Stored items from a collection:
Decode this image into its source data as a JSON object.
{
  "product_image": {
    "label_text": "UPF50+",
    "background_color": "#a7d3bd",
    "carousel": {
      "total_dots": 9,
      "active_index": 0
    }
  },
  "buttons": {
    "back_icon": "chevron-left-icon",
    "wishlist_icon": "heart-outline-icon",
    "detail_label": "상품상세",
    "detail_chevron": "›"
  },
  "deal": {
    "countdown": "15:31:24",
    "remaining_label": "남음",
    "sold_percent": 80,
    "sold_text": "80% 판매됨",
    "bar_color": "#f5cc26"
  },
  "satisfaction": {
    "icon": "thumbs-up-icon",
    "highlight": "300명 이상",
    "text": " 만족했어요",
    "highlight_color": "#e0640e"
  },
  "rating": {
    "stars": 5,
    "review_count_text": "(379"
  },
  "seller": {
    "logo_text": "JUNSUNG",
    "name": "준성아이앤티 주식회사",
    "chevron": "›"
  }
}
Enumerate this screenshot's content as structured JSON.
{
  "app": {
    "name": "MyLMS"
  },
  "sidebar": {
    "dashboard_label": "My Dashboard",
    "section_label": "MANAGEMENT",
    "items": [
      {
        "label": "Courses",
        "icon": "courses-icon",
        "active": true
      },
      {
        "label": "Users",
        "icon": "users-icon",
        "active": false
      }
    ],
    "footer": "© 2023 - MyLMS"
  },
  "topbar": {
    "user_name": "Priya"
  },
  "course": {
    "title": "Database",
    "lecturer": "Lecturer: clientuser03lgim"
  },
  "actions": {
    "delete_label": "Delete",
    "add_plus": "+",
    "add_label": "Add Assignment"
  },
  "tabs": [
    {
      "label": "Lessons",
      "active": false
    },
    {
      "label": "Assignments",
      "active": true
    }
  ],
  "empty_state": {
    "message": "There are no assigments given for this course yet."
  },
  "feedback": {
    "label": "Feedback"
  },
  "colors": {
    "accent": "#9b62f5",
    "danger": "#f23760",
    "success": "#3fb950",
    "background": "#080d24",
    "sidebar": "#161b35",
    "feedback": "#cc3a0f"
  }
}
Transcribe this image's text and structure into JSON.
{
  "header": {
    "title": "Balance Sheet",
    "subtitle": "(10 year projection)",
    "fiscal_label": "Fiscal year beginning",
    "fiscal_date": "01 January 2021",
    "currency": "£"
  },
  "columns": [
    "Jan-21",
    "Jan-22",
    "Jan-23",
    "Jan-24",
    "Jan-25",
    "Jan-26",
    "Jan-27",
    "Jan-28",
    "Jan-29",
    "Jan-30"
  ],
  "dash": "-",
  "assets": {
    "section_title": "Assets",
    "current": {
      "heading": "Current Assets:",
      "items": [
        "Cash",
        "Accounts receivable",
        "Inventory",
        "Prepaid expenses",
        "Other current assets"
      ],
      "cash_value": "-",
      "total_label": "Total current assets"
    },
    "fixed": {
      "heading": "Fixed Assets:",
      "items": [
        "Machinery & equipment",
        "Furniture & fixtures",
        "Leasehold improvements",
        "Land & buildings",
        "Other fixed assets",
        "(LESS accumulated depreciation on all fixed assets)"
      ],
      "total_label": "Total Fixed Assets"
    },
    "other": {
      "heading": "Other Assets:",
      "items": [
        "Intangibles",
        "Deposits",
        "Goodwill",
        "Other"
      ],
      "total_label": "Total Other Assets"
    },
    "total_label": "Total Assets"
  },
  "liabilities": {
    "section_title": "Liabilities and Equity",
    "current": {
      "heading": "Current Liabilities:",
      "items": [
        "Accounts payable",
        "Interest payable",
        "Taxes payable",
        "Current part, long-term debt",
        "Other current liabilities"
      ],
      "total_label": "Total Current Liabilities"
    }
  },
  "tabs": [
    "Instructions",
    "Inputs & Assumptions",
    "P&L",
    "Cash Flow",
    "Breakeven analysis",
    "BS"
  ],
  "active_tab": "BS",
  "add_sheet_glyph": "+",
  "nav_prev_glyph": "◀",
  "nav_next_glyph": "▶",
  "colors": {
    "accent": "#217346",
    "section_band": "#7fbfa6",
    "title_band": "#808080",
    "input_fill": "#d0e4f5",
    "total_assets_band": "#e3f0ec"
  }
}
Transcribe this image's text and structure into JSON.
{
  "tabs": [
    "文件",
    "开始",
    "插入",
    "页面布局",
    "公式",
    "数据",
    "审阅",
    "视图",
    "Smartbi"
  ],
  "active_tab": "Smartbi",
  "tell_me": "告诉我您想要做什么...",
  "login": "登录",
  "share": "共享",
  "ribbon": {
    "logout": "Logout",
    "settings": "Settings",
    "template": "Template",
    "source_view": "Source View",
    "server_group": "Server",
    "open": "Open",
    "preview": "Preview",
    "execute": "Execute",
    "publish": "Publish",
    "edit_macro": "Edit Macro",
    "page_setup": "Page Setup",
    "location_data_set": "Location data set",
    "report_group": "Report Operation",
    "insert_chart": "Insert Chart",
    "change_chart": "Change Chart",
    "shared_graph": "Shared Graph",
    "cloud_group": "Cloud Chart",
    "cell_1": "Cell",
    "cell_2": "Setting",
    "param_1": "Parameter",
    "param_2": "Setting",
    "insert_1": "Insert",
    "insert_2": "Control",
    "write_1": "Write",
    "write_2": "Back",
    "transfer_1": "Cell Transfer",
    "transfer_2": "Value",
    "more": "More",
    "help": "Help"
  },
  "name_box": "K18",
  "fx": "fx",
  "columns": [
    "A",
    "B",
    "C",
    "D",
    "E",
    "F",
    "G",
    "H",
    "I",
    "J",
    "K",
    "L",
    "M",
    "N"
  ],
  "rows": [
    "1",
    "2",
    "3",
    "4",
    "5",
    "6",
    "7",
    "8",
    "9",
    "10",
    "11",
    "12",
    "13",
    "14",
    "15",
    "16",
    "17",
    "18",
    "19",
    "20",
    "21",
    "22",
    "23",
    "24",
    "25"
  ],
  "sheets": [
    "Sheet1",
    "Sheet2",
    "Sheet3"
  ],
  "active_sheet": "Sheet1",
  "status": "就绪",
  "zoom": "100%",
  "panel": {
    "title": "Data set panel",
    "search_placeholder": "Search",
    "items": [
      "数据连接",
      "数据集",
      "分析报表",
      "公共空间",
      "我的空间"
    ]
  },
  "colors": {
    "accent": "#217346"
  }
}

TASK DESCRIPTION. Every entry in the listing must be retyped exactly.

THE OUTPUT.
Decode this image into its source data as a JSON object.
{
  "product_image": {
    "label_text": "UPF50+",
    "background_color": "#a7d3bd",
    "carousel": {
      "total_dots": 9,
      "active_index": 0
    }
  },
  "buttons": {
    "back_icon": "chevron-left-icon",
    "wishlist_icon": "heart-outline-icon",
    "detail_label": "상품상세",
    "detail_chevron": "›"
  },
  "deal": {
    "countdown": "15:31:24",
    "remaining_label": "남음",
    "sold_percent": 80,
    "sold_text": "80% 판매됨",
    "bar_color": "#f5cc26"
  },
  "satisfaction": {
    "icon": "thumbs-up-icon",
    "highlight": "300명 이상",
    "text": " 만족했어요",
    "highlight_color": "#e0640e"
  },
  "rating": {
    "stars": 5,
    "review_count_text": "(379"
  },
  "seller": {
    "logo_text": "JUNSUNG",
    "name": "준성아이앤티 주식회사",
    "chevron": "›"
  }
}
Enumerate this screenshot's content as structured JSON.
{
  "app": {
    "name": "MyLMS"
  },
  "sidebar": {
    "dashboard_label": "My Dashboard",
    "section_label": "MANAGEMENT",
    "items": [
      {
        "label": "Courses",
        "icon": "courses-icon",
        "active": true
      },
      {
        "label": "Users",
        "icon": "users-icon",
        "active": false
      }
    ],
    "footer": "© 2023 - MyLMS"
  },
  "topbar": {
    "user_name": "Priya"
  },
  "course": {
    "title": "Database",
    "lecturer": "Lecturer: clientuser03lgim"
  },
  "actions": {
    "delete_label": "Delete",
    "add_plus": "+",
    "add_label": "Add Assignment"
  },
  "tabs": [
    {
      "label": "Lessons",
      "active": false
    },
    {
      "label": "Assignments",
      "active": true
    }
  ],
  "empty_state": {
    "message": "There are no assigments given for this course yet."
  },
  "feedback": {
    "label": "Feedback"
  },
  "colors": {
    "accent": "#9b62f5",
    "danger": "#f23760",
    "success": "#3fb950",
    "background": "#080d24",
    "sidebar": "#161b35",
    "feedback": "#cc3a0f"
  }
}
Transcribe this image's text and structure into JSON.
{
  "header": {
    "title": "Balance Sheet",
    "subtitle": "(10 year projection)",
    "fiscal_label": "Fiscal year beginning",
    "fiscal_date": "01 January 2021",
    "currency": "£"
  },
  "columns": [
    "Jan-21",
    "Jan-22",
    "Jan-23",
    "Jan-24",
    "Jan-25",
    "Jan-26",
    "Jan-27",
    "Jan-28",
    "Jan-29",
    "Jan-30"
  ],
  "dash": "-",
  "assets": {
    "section_title": "Assets",
    "current": {
      "heading": "Current Assets:",
      "items": [
        "Cash",
        "Accounts receivable",
        "Inventory",
        "Prepaid expenses",
        "Other current assets"
      ],
      "cash_value": "-",
      "total_label": "Total current assets"
    },
    "fixed": {
      "heading": "Fixed Assets:",
      "items": [
        "Machinery & equipment",
        "Furniture & fixtures",
        "Leasehold improvements",
        "Land & buildings",
        "Other fixed assets",
        "(LESS accumulated depreciation on all fixed assets)"
      ],
      "total_label": "Total Fixed Assets"
    },
    "other": {
      "heading": "Other Assets:",
      "items": [
        "Intangibles",
        "Deposits",
        "Goodwill",
        "Other"
      ],
      "total_label": "Total Other Assets"
    },
    "total_label": "Total Assets"
  },
  "liabilities": {
    "section_title": "Liabilities and Equity",
    "current": {
      "heading": "Current Liabilities:",
      "items": [
        "Accounts payable",
        "Interest payable",
        "Taxes payable",
        "Current part, long-term debt",
        "Other current liabilities"
      ],
      "total_label": "Total Current Liabilities"
    }
  },
  "tabs": [
    "Instructions",
    "Inputs & Assumptions",
    "P&L",
    "Cash Flow",
    "Breakeven analysis",
    "BS"
  ],
  "active_tab": "BS",
  "add_sheet_glyph": "+",
  "nav_prev_glyph": "◀",
  "nav_next_glyph": "▶",
  "colors": {
    "accent": "#217346",
    "section_band": "#7fbfa6",
    "title_band": "#808080",
    "input_fill": "#d0e4f5",
    "total_assets_band": "#e3f0ec"
  }
}
Transcribe this image's text and structure into JSON.
{
  "tabs": [
    "文件",
    "开始",
    "插入",
    "页面布局",
    "公式",
    "数据",
    "审阅",
    "视图",
    "Smartbi"
  ],
  "active_tab": "Smartbi",
  "tell_me": "告诉我您想要做什么...",
  "login": "登录",
  "share": "共享",
  "ribbon": {
    "logout": "Logout",
    "settings": "Settings",
    "template": "Template",
    "source_view": "Source View",
    "server_group": "Server",
    "open": "Open",
    "preview": "Preview",
    "execute": "Execute",
    "publish": "Publish",
    "edit_macro": "Edit Macro",
    "page_setup": "Page Setup",
    "location_data_set": "Location data set",
    "report_group": "Report Operation",
    "insert_chart": "Insert Chart",
    "change_chart": "Change Chart",
    "shared_graph": "Shared Graph",
    "cloud_group": "Cloud Chart",
    "cell_1": "Cell",
    "cell_2": "Setting",
    "param_1": "Parameter",
    "param_2": "Setting",
    "insert_1": "Insert",
    "insert_2": "Control",
    "write_1": "Write",
    "write_2": "Back",
    "transfer_1": "Cell Transfer",
    "transfer_2": "Value",
    "more": "More",
    "help": "Help"
  },
  "name_box": "K18",
  "fx": "fx",
  "columns": [
    "A",
    "B",
    "C",
    "D",
    "E",
    "F",
    "G",
    "H",
    "I",
    "J",
    "K",
    "L",
    "M",
    "N"
  ],
  "rows": [
    "1",
    "2",
    "3",
    "4",
    "5",
    "6",
    "7",
    "8",
    "9",
    "10",
    "11",
    "12",
    "13",
    "14",
    "15",
    "16",
    "17",
    "18",
    "19",
    "20",
    "21",
    "22",
    "23",
    "24",
    "25"
  ],
  "sheets": [
    "Sheet1",
    "Sheet2",
    "Sheet3"
  ],
  "active_sheet": "Sheet1",
  "status": "就绪",
  "zoom": "100%",
  "panel": {
    "title": "Data set panel",
    "search_placeholder": "Search",
    "items": [
      "数据连接",
      "数据集",
      "分析报表",
      "公共空间",
      "我的空间"
    ]
  },
  "colors": {
    "accent": "#217346"
  }
}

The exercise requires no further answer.